# Kittens need a home, would travel with them!



## lashes006 (Apr 23, 2011)

a little over 2 weeks ago... i found more kittens... this has happened before and i already have three that i kept. the kittens are around 6-7 weeks old (guessing really). they are eating mostly soft food now, with some kitten milk so they get enough nutrients. i found a home for one already, and possibly for another one. there are 10 who need good, permanent homes. i am in Michigan but would be willing to travel to take them to forever homes. 

there are:
2 girls, fluffy, black/gray with stripes on face, back legs and tail. 
1 boy who looks the same as above, with more defined gray stripes on face.
1 fluffy girl calico (she has really long hair!) - i may keep her, if i can have anymore cats.
2 black girls with stripes on back legs and tail.
1 black boy with stripes on back legs and tail.
3 black and white short haired (2 boys, 1 girl).

***trying to get most of them to stay still enough for a decent picture***

if you know of anyone who may be interested, please let me know. i am trying to find fosters for them or somewhere that will not put them down. i know places are full as it is, but i cannot bear to have anything bad happen to them. i absolutely CANNOT keep them! i do want to make sure they go to good homes. one is horribly scared, but i am working with him. he has gotten a lot better and no longer bites! he does hiss at people, but loves my large dog. they are all good with the dog.

- Provided data:

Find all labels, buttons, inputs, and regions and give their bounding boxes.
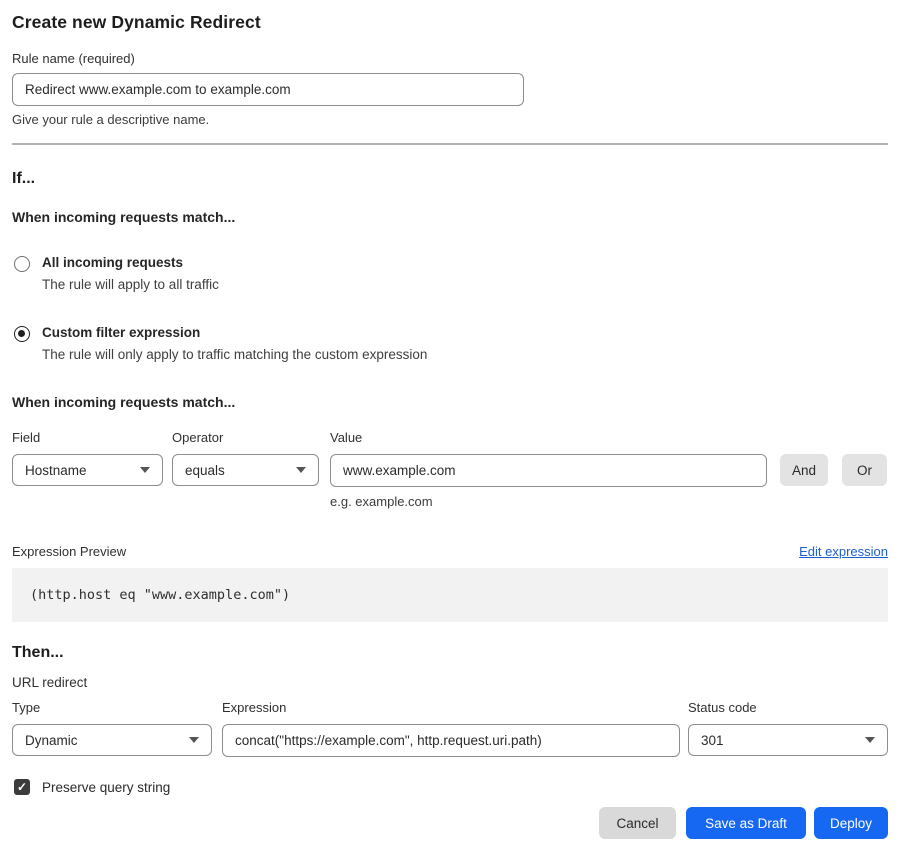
footer-actions: Cancel Save as Draft Deploy (12, 807, 888, 839)
radio-option-custom-filter[interactable]: Custom filter expression The rule will o… (12, 324, 888, 362)
value-help: e.g. example.com (330, 494, 767, 509)
expression-preview-header: Expression Preview Edit expression (12, 544, 888, 559)
preserve-query-label: Preserve query string (42, 780, 170, 795)
chevron-down-icon (189, 737, 199, 743)
status-code-label: Status code (688, 700, 888, 715)
value-label: Value (330, 430, 767, 445)
field-label: Field (12, 430, 163, 445)
rule-name-help: Give your rule a descriptive name. (12, 112, 888, 127)
section-divider (12, 143, 888, 145)
preserve-query-checkbox[interactable]: ✓ (14, 779, 30, 795)
status-code-select-value: 301 (701, 733, 724, 748)
condition-heading: When incoming requests match... (12, 394, 888, 410)
and-button[interactable]: And (780, 454, 828, 486)
chevron-down-icon (296, 467, 306, 473)
operator-label: Operator (172, 430, 319, 445)
expression-preview-code: (http.host eq "www.example.com") (12, 568, 888, 622)
expression-column: Expression (222, 700, 680, 757)
operator-select-value: equals (185, 463, 225, 478)
operator-select[interactable]: equals (172, 454, 319, 486)
then-heading: Then... (12, 644, 888, 662)
operator-column: Operator equals (172, 430, 319, 486)
radio-button-icon[interactable] (14, 256, 30, 272)
cancel-button[interactable]: Cancel (599, 807, 676, 839)
expression-preview-label: Expression Preview (12, 544, 126, 559)
save-as-draft-button[interactable]: Save as Draft (686, 807, 806, 839)
radio-option-texts: Custom filter expression The rule will o… (42, 324, 427, 362)
check-icon: ✓ (17, 781, 27, 793)
rule-name-label: Rule name (required) (12, 51, 888, 66)
edit-expression-link[interactable]: Edit expression (799, 544, 888, 559)
field-select[interactable]: Hostname (12, 454, 163, 486)
type-select-value: Dynamic (25, 733, 78, 748)
type-column: Type Dynamic (12, 700, 212, 756)
or-button[interactable]: Or (842, 454, 887, 486)
create-dynamic-redirect-page: Create new Dynamic Redirect Rule name (r… (0, 0, 907, 859)
chevron-down-icon (140, 467, 150, 473)
and-or-buttons: And Or (767, 454, 887, 486)
if-heading: If... (12, 170, 888, 188)
field-select-value: Hostname (25, 463, 87, 478)
redirect-settings-row: Type Dynamic Expression Status code 301 (12, 700, 888, 757)
expression-code-text: (http.host eq "www.example.com") (30, 587, 290, 603)
page-title: Create new Dynamic Redirect (12, 12, 888, 33)
redirect-expression-label: Expression (222, 700, 680, 715)
value-column: Value e.g. example.com (330, 430, 767, 509)
deploy-button[interactable]: Deploy (814, 807, 888, 839)
type-label: Type (12, 700, 212, 715)
value-input[interactable] (330, 454, 767, 487)
type-select[interactable]: Dynamic (12, 724, 212, 756)
radio-option-all-requests[interactable]: All incoming requests The rule will appl… (12, 254, 888, 292)
match-heading: When incoming requests match... (12, 209, 888, 225)
radio-option-label: All incoming requests (42, 255, 183, 270)
redirect-expression-input[interactable] (222, 724, 680, 757)
url-redirect-label: URL redirect (12, 675, 888, 690)
field-column: Field Hostname (12, 430, 163, 486)
radio-button-icon[interactable] (14, 326, 30, 342)
radio-option-texts: All incoming requests The rule will appl… (42, 254, 219, 292)
radio-option-description: The rule will apply to all traffic (42, 277, 219, 292)
status-code-column: Status code 301 (688, 700, 888, 756)
status-code-select[interactable]: 301 (688, 724, 888, 756)
radio-option-description: The rule will only apply to traffic matc… (42, 347, 427, 362)
preserve-query-row[interactable]: ✓ Preserve query string (12, 779, 888, 795)
condition-builder-row: Field Hostname Operator equals Value e.g… (12, 430, 888, 509)
radio-option-label: Custom filter expression (42, 325, 200, 340)
chevron-down-icon (865, 737, 875, 743)
match-radio-group: All incoming requests The rule will appl… (12, 254, 888, 362)
rule-name-input[interactable] (12, 73, 524, 106)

- Complete the following:
1. In the kittens post, what state is the poster in?
2. Please copy the entry lines word for word, starting at the line containing "footer-actions: Cancel Save" and ending at the line containing "cancel-button[interactable]: Cancel (599, 807, 676, 839)", with both of those lines included.
The kittens post and the entries have nothing to do with each other.

- Results for each task:
1. Michigan.

2.
footer-actions: Cancel Save as Draft Deploy (12, 807, 888, 839)
radio-option-custom-filter[interactable]: Custom filter expression The rule will o… (12, 324, 888, 362)
value-help: e.g. example.com (330, 494, 767, 509)
expression-preview-header: Expression Preview Edit expression (12, 544, 888, 559)
preserve-query-label: Preserve query string (42, 780, 170, 795)
chevron-down-icon (189, 737, 199, 743)
status-code-label: Status code (688, 700, 888, 715)
value-label: Value (330, 430, 767, 445)
field-label: Field (12, 430, 163, 445)
rule-name-help: Give your rule a descriptive name. (12, 112, 888, 127)
section-divider (12, 143, 888, 145)
preserve-query-checkbox[interactable]: ✓ (14, 779, 30, 795)
status-code-select-value: 301 (701, 733, 724, 748)
condition-heading: When incoming requests match... (12, 394, 888, 410)
and-button[interactable]: And (780, 454, 828, 486)
chevron-down-icon (296, 467, 306, 473)
operator-label: Operator (172, 430, 319, 445)
expression-preview-code: (http.host eq "www.example.com") (12, 568, 888, 622)
expression-column: Expression (222, 700, 680, 757)
operator-select-value: equals (185, 463, 225, 478)
operator-select[interactable]: equals (172, 454, 319, 486)
then-heading: Then... (12, 644, 888, 662)
operator-column: Operator equals (172, 430, 319, 486)
radio-button-icon[interactable] (14, 256, 30, 272)
cancel-button[interactable]: Cancel (599, 807, 676, 839)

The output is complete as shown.